[start of DATA SHOWN]

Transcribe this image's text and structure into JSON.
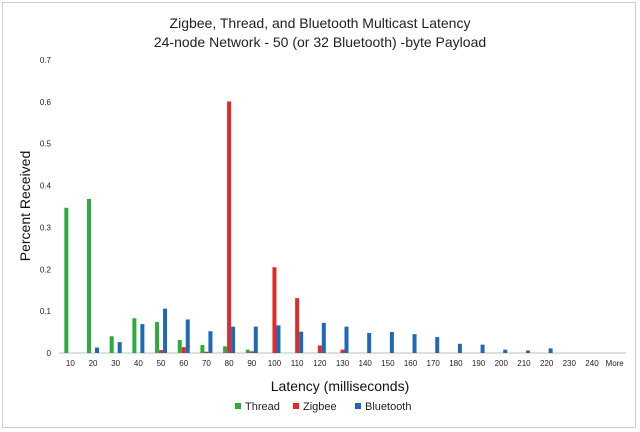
{
  "chart_data": {
    "type": "bar",
    "title": "Zigbee, Thread, and Bluetooth Multicast Latency",
    "subtitle": "24-node Network - 50 (or 32 Bluetooth) -byte Payload",
    "xlabel": "Latency (milliseconds)",
    "ylabel": "Percent Received",
    "ylim": [
      0,
      0.7
    ],
    "yticks": [
      "0",
      "0.1",
      "0.2",
      "0.3",
      "0.4",
      "0.5",
      "0.6",
      "0.7"
    ],
    "grid": false,
    "legend_position": "bottom",
    "categories": [
      "10",
      "20",
      "30",
      "40",
      "50",
      "60",
      "70",
      "80",
      "90",
      "100",
      "110",
      "120",
      "130",
      "140",
      "150",
      "160",
      "170",
      "180",
      "190",
      "200",
      "210",
      "220",
      "230",
      "240",
      "More"
    ],
    "series": [
      {
        "name": "Thread",
        "color": "#2eaa3f",
        "values": [
          0.347,
          0.368,
          0.04,
          0.083,
          0.074,
          0.031,
          0.019,
          0.016,
          0.008,
          0,
          0,
          0,
          0,
          0,
          0,
          0,
          0,
          0,
          0,
          0,
          0,
          0,
          0,
          0,
          0
        ]
      },
      {
        "name": "Zigbee",
        "color": "#e02a2a",
        "values": [
          0,
          0,
          0,
          0,
          0.007,
          0.014,
          0.003,
          0.601,
          0.004,
          0.205,
          0.131,
          0.018,
          0.008,
          0,
          0,
          0,
          0,
          0,
          0,
          0,
          0,
          0,
          0,
          0,
          0
        ]
      },
      {
        "name": "Bluetooth",
        "color": "#1f68b3",
        "values": [
          0,
          0.013,
          0.026,
          0.069,
          0.106,
          0.08,
          0.052,
          0.063,
          0.063,
          0.066,
          0.051,
          0.072,
          0.063,
          0.048,
          0.05,
          0.045,
          0.038,
          0.022,
          0.02,
          0.008,
          0.006,
          0.011,
          0,
          0,
          0
        ]
      }
    ]
  }
}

[end of DATA SHOWN]

THE PROBLEM
Transcribe the preceding listing in its entirety and with exact wording, leaving out pictures.

FULL RESPONSE
Transcribe this image's text and structure into JSON.
{
  "chart_data": {
    "type": "bar",
    "title": "Zigbee, Thread, and Bluetooth Multicast Latency",
    "subtitle": "24-node Network - 50 (or 32 Bluetooth) -byte Payload",
    "xlabel": "Latency (milliseconds)",
    "ylabel": "Percent Received",
    "ylim": [
      0,
      0.7
    ],
    "yticks": [
      "0",
      "0.1",
      "0.2",
      "0.3",
      "0.4",
      "0.5",
      "0.6",
      "0.7"
    ],
    "grid": false,
    "legend_position": "bottom",
    "categories": [
      "10",
      "20",
      "30",
      "40",
      "50",
      "60",
      "70",
      "80",
      "90",
      "100",
      "110",
      "120",
      "130",
      "140",
      "150",
      "160",
      "170",
      "180",
      "190",
      "200",
      "210",
      "220",
      "230",
      "240",
      "More"
    ],
    "series": [
      {
        "name": "Thread",
        "color": "#2eaa3f",
        "values": [
          0.347,
          0.368,
          0.04,
          0.083,
          0.074,
          0.031,
          0.019,
          0.016,
          0.008,
          0,
          0,
          0,
          0,
          0,
          0,
          0,
          0,
          0,
          0,
          0,
          0,
          0,
          0,
          0,
          0
        ]
      },
      {
        "name": "Zigbee",
        "color": "#e02a2a",
        "values": [
          0,
          0,
          0,
          0,
          0.007,
          0.014,
          0.003,
          0.601,
          0.004,
          0.205,
          0.131,
          0.018,
          0.008,
          0,
          0,
          0,
          0,
          0,
          0,
          0,
          0,
          0,
          0,
          0,
          0
        ]
      },
      {
        "name": "Bluetooth",
        "color": "#1f68b3",
        "values": [
          0,
          0.013,
          0.026,
          0.069,
          0.106,
          0.08,
          0.052,
          0.063,
          0.063,
          0.066,
          0.051,
          0.072,
          0.063,
          0.048,
          0.05,
          0.045,
          0.038,
          0.022,
          0.02,
          0.008,
          0.006,
          0.011,
          0,
          0,
          0
        ]
      }
    ]
  }
}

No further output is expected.